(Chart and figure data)
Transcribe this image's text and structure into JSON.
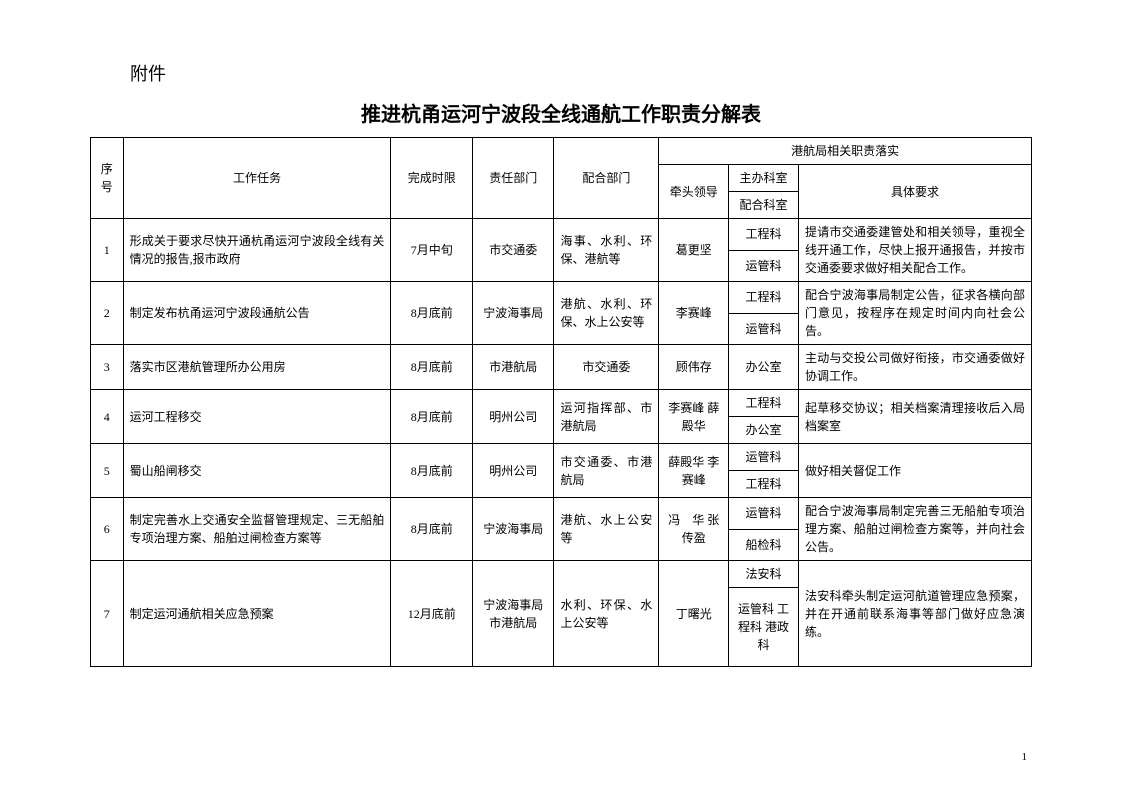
{
  "attachment_label": "附件",
  "title": "推进杭甬运河宁波段全线通航工作职责分解表",
  "headers": {
    "seq": "序号",
    "task": "工作任务",
    "deadline": "完成时限",
    "dept": "责任部门",
    "coop": "配合部门",
    "port_header": "港航局相关职责落实",
    "leader": "牵头领导",
    "main_office": "主办科室",
    "coop_office": "配合科室",
    "detail": "具体要求"
  },
  "rows": [
    {
      "seq": "1",
      "task": "形成关于要求尽快开通杭甬运河宁波段全线有关情况的报告,报市政府",
      "deadline": "7月中旬",
      "dept": "市交通委",
      "coop": "海事、水利、环保、港航等",
      "leader": "葛更坚",
      "main_office": "工程科",
      "coop_office": "运管科",
      "detail": "提请市交通委建管处和相关领导，重视全线开通工作，尽快上报开通报告，并按市交通委要求做好相关配合工作。"
    },
    {
      "seq": "2",
      "task": "制定发布杭甬运河宁波段通航公告",
      "deadline": "8月底前",
      "dept": "宁波海事局",
      "coop": "港航、水利、环保、水上公安等",
      "leader": "李赛峰",
      "main_office": "工程科",
      "coop_office": "运管科",
      "detail": "配合宁波海事局制定公告，征求各横向部门意见，按程序在规定时间内向社会公告。"
    },
    {
      "seq": "3",
      "task": "落实市区港航管理所办公用房",
      "deadline": "8月底前",
      "dept": "市港航局",
      "coop": "市交通委",
      "leader": "顾伟存",
      "main_office": "办公室",
      "detail": "主动与交投公司做好衔接，市交通委做好协调工作。"
    },
    {
      "seq": "4",
      "task": "运河工程移交",
      "deadline": "8月底前",
      "dept": "明州公司",
      "coop": "运河指挥部、市港航局",
      "leader": "李赛峰 薛殿华",
      "main_office": "工程科",
      "coop_office": "办公室",
      "detail": "起草移交协议；相关档案清理接收后入局档案室"
    },
    {
      "seq": "5",
      "task": "蜀山船闸移交",
      "deadline": "8月底前",
      "dept": "明州公司",
      "coop": "市交通委、市港航局",
      "leader": "薛殿华 李赛峰",
      "main_office": "运管科",
      "coop_office": "工程科",
      "detail": "做好相关督促工作"
    },
    {
      "seq": "6",
      "task": "制定完善水上交通安全监督管理规定、三无船舶专项治理方案、船舶过闸检查方案等",
      "deadline": "8月底前",
      "dept": "宁波海事局",
      "coop": "港航、水上公安等",
      "leader": "冯　华 张传盈",
      "main_office": "运管科",
      "coop_office": "船检科",
      "detail": "配合宁波海事局制定完善三无船舶专项治理方案、船舶过闸检查方案等，并向社会公告。"
    },
    {
      "seq": "7",
      "task": "制定运河通航相关应急预案",
      "deadline": "12月底前",
      "dept": "宁波海事局 市港航局",
      "coop": "水利、环保、水上公安等",
      "leader": "丁曙光",
      "main_office": "法安科",
      "coop_office": "运管科 工程科 港政科",
      "detail": "法安科牵头制定运河航道管理应急预案，并在开通前联系海事等部门做好应急演练。"
    }
  ],
  "page_number": "1"
}
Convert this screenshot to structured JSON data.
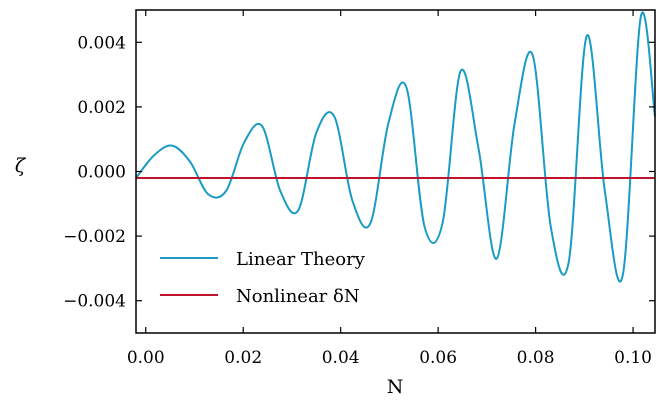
{
  "chart_data": {
    "type": "line",
    "xlabel": "N",
    "ylabel": "ζ",
    "xlim": [
      -0.002,
      0.1045
    ],
    "ylim": [
      -0.005,
      0.005
    ],
    "xticks": [
      0.0,
      0.02,
      0.04,
      0.06,
      0.08,
      0.1
    ],
    "xtick_labels": [
      "0.00",
      "0.02",
      "0.04",
      "0.06",
      "0.08",
      "0.10"
    ],
    "yticks": [
      -0.004,
      -0.002,
      0.0,
      0.002,
      0.004
    ],
    "ytick_labels": [
      "−0.004",
      "−0.002",
      "0.000",
      "0.002",
      "0.004"
    ],
    "grid": false,
    "legend_position": "bottom-left",
    "series": [
      {
        "name": "Linear Theory",
        "color": "#1a9bc4",
        "x": [
          -0.002,
          0.0017,
          0.0054,
          0.0091,
          0.0128,
          0.0165,
          0.0202,
          0.0239,
          0.0276,
          0.0313,
          0.035,
          0.0387,
          0.0424,
          0.0461,
          0.0498,
          0.0535,
          0.0572,
          0.0609,
          0.0646,
          0.0683,
          0.072,
          0.0757,
          0.0794,
          0.0831,
          0.0868,
          0.0905,
          0.0942,
          0.0979,
          0.1016,
          0.1045
        ],
        "y": [
          -0.0002,
          0.0005,
          0.0008,
          0.0003,
          -0.0007,
          -0.0006,
          0.0009,
          0.0014,
          -0.0006,
          -0.0012,
          0.0012,
          0.0017,
          -0.0009,
          -0.0016,
          0.0015,
          0.0026,
          -0.0017,
          -0.0016,
          0.0031,
          0.0007,
          -0.0027,
          0.0015,
          0.0036,
          -0.0017,
          -0.0028,
          0.0042,
          -0.0006,
          -0.0032,
          0.0048,
          0.0017
        ]
      },
      {
        "name": "Nonlinear δN",
        "color": "#c0132e",
        "x": [
          -0.002,
          0.1045
        ],
        "y": [
          -0.0002,
          -0.0002
        ]
      }
    ]
  }
}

▶ **Exercise brief**: Repeat all of the entries word for word, but omit the pictures.

▶ **Exercise response**:
Transcribe this image's text and structure into JSON.
{
  "attachment_label": "附件",
  "title": "推进杭甬运河宁波段全线通航工作职责分解表",
  "headers": {
    "seq": "序号",
    "task": "工作任务",
    "deadline": "完成时限",
    "dept": "责任部门",
    "coop": "配合部门",
    "port_header": "港航局相关职责落实",
    "leader": "牵头领导",
    "main_office": "主办科室",
    "coop_office": "配合科室",
    "detail": "具体要求"
  },
  "rows": [
    {
      "seq": "1",
      "task": "形成关于要求尽快开通杭甬运河宁波段全线有关情况的报告,报市政府",
      "deadline": "7月中旬",
      "dept": "市交通委",
      "coop": "海事、水利、环保、港航等",
      "leader": "葛更坚",
      "main_office": "工程科",
      "coop_office": "运管科",
      "detail": "提请市交通委建管处和相关领导，重视全线开通工作，尽快上报开通报告，并按市交通委要求做好相关配合工作。"
    },
    {
      "seq": "2",
      "task": "制定发布杭甬运河宁波段通航公告",
      "deadline": "8月底前",
      "dept": "宁波海事局",
      "coop": "港航、水利、环保、水上公安等",
      "leader": "李赛峰",
      "main_office": "工程科",
      "coop_office": "运管科",
      "detail": "配合宁波海事局制定公告，征求各横向部门意见，按程序在规定时间内向社会公告。"
    },
    {
      "seq": "3",
      "task": "落实市区港航管理所办公用房",
      "deadline": "8月底前",
      "dept": "市港航局",
      "coop": "市交通委",
      "leader": "顾伟存",
      "main_office": "办公室",
      "detail": "主动与交投公司做好衔接，市交通委做好协调工作。"
    },
    {
      "seq": "4",
      "task": "运河工程移交",
      "deadline": "8月底前",
      "dept": "明州公司",
      "coop": "运河指挥部、市港航局",
      "leader": "李赛峰 薛殿华",
      "main_office": "工程科",
      "coop_office": "办公室",
      "detail": "起草移交协议；相关档案清理接收后入局档案室"
    },
    {
      "seq": "5",
      "task": "蜀山船闸移交",
      "deadline": "8月底前",
      "dept": "明州公司",
      "coop": "市交通委、市港航局",
      "leader": "薛殿华 李赛峰",
      "main_office": "运管科",
      "coop_office": "工程科",
      "detail": "做好相关督促工作"
    },
    {
      "seq": "6",
      "task": "制定完善水上交通安全监督管理规定、三无船舶专项治理方案、船舶过闸检查方案等",
      "deadline": "8月底前",
      "dept": "宁波海事局",
      "coop": "港航、水上公安等",
      "leader": "冯　华 张传盈",
      "main_office": "运管科",
      "coop_office": "船检科",
      "detail": "配合宁波海事局制定完善三无船舶专项治理方案、船舶过闸检查方案等，并向社会公告。"
    },
    {
      "seq": "7",
      "task": "制定运河通航相关应急预案",
      "deadline": "12月底前",
      "dept": "宁波海事局 市港航局",
      "coop": "水利、环保、水上公安等",
      "leader": "丁曙光",
      "main_office": "法安科",
      "coop_office": "运管科 工程科 港政科",
      "detail": "法安科牵头制定运河航道管理应急预案，并在开通前联系海事等部门做好应急演练。"
    }
  ],
  "page_number": "1"
}
Convert this screenshot to structured JSON data.
{
  "chart_data": {
    "type": "line",
    "xlabel": "N",
    "ylabel": "ζ",
    "xlim": [
      -0.002,
      0.1045
    ],
    "ylim": [
      -0.005,
      0.005
    ],
    "xticks": [
      0.0,
      0.02,
      0.04,
      0.06,
      0.08,
      0.1
    ],
    "xtick_labels": [
      "0.00",
      "0.02",
      "0.04",
      "0.06",
      "0.08",
      "0.10"
    ],
    "yticks": [
      -0.004,
      -0.002,
      0.0,
      0.002,
      0.004
    ],
    "ytick_labels": [
      "−0.004",
      "−0.002",
      "0.000",
      "0.002",
      "0.004"
    ],
    "grid": false,
    "legend_position": "bottom-left",
    "series": [
      {
        "name": "Linear Theory",
        "color": "#1a9bc4",
        "x": [
          -0.002,
          0.0017,
          0.0054,
          0.0091,
          0.0128,
          0.0165,
          0.0202,
          0.0239,
          0.0276,
          0.0313,
          0.035,
          0.0387,
          0.0424,
          0.0461,
          0.0498,
          0.0535,
          0.0572,
          0.0609,
          0.0646,
          0.0683,
          0.072,
          0.0757,
          0.0794,
          0.0831,
          0.0868,
          0.0905,
          0.0942,
          0.0979,
          0.1016,
          0.1045
        ],
        "y": [
          -0.0002,
          0.0005,
          0.0008,
          0.0003,
          -0.0007,
          -0.0006,
          0.0009,
          0.0014,
          -0.0006,
          -0.0012,
          0.0012,
          0.0017,
          -0.0009,
          -0.0016,
          0.0015,
          0.0026,
          -0.0017,
          -0.0016,
          0.0031,
          0.0007,
          -0.0027,
          0.0015,
          0.0036,
          -0.0017,
          -0.0028,
          0.0042,
          -0.0006,
          -0.0032,
          0.0048,
          0.0017
        ]
      },
      {
        "name": "Nonlinear δN",
        "color": "#c0132e",
        "x": [
          -0.002,
          0.1045
        ],
        "y": [
          -0.0002,
          -0.0002
        ]
      }
    ]
  }
}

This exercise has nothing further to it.